● EXTRACTED RECORDS:
######

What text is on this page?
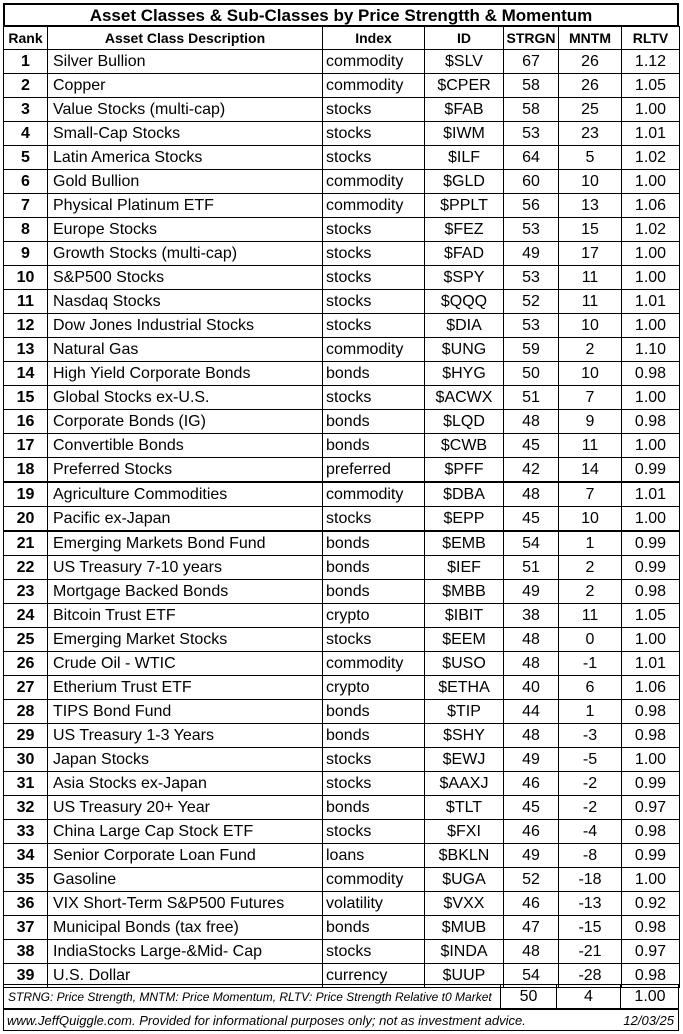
Asset Classes & Sub-Classes by Price Strengtth & Momentum
Rank	Asset Class Description	Index	ID	STRGN	MNTM	RLTV
1	Silver Bullion	commodity	$SLV	67	26	1.12
2	Copper	commodity	$CPER	58	26	1.05
3	Value Stocks (multi-cap)	stocks	$FAB	58	25	1.00
4	Small-Cap Stocks	stocks	$IWM	53	23	1.01
5	Latin America Stocks	stocks	$ILF	64	5	1.02
6	Gold Bullion	commodity	$GLD	60	10	1.00
7	Physical Platinum ETF	commodity	$PPLT	56	13	1.06
8	Europe Stocks	stocks	$FEZ	53	15	1.02
9	Growth Stocks (multi-cap)	stocks	$FAD	49	17	1.00
10	S&P500 Stocks	stocks	$SPY	53	11	1.00
11	Nasdaq Stocks	stocks	$QQQ	52	11	1.01
12	Dow Jones Industrial Stocks	stocks	$DIA	53	10	1.00
13	Natural Gas	commodity	$UNG	59	2	1.10
14	High Yield Corporate Bonds	bonds	$HYG	50	10	0.98
15	Global Stocks ex-U.S.	stocks	$ACWX	51	7	1.00
16	Corporate Bonds (IG)	bonds	$LQD	48	9	0.98
17	Convertible Bonds	bonds	$CWB	45	11	1.00
18	Preferred Stocks	preferred	$PFF	42	14	0.99
19	Agriculture Commodities	commodity	$DBA	48	7	1.01
20	Pacific ex-Japan	stocks	$EPP	45	10	1.00
21	Emerging Markets Bond Fund	bonds	$EMB	54	1	0.99
22	US Treasury 7-10 years	bonds	$IEF	51	2	0.99
23	Mortgage Backed Bonds	bonds	$MBB	49	2	0.98
24	Bitcoin Trust ETF	crypto	$IBIT	38	11	1.05
25	Emerging Market Stocks	stocks	$EEM	48	0	1.00
26	Crude Oil - WTIC	commodity	$USO	48	-1	1.01
27	Etherium Trust ETF	crypto	$ETHA	40	6	1.06
28	TIPS Bond Fund	bonds	$TIP	44	1	0.98
29	US Treasury 1-3 Years	bonds	$SHY	48	-3	0.98
30	Japan Stocks	stocks	$EWJ	49	-5	1.00
31	Asia Stocks ex-Japan	stocks	$AAXJ	46	-2	0.99
32	US Treasury 20+ Year	bonds	$TLT	45	-2	0.97
33	China Large Cap Stock ETF	stocks	$FXI	46	-4	0.98
34	Senior Corporate Loan Fund	loans	$BKLN	49	-8	0.99
35	Gasoline	commodity	$UGA	52	-18	1.00
36	VIX Short-Term S&P500 Futures	volatility	$VXX	46	-13	0.92
37	Municipal Bonds (tax free)	bonds	$MUB	47	-15	0.98
38	IndiaStocks Large-&Mid- Cap	stocks	$INDA	48	-21	0.97
39	U.S. Dollar	currency	$UUP	54	-28	0.98
STRNG: Price Strength, MNTM: Price Momentum, RLTV: Price Strength Relative t0 Market	50	4	1.00
www.JeffQuiggle.com. Provided for informational purposes only; not as investment advice.	12/03/25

######

● EXERCISE PROMPT: Where a line in the material above holds "Bullion", copy that line.

● SOLVED EXERCISE:
1	Silver Bullion	commodity	$SLV	67	26	1.12
6	Gold Bullion	commodity	$GLD	60	10	1.00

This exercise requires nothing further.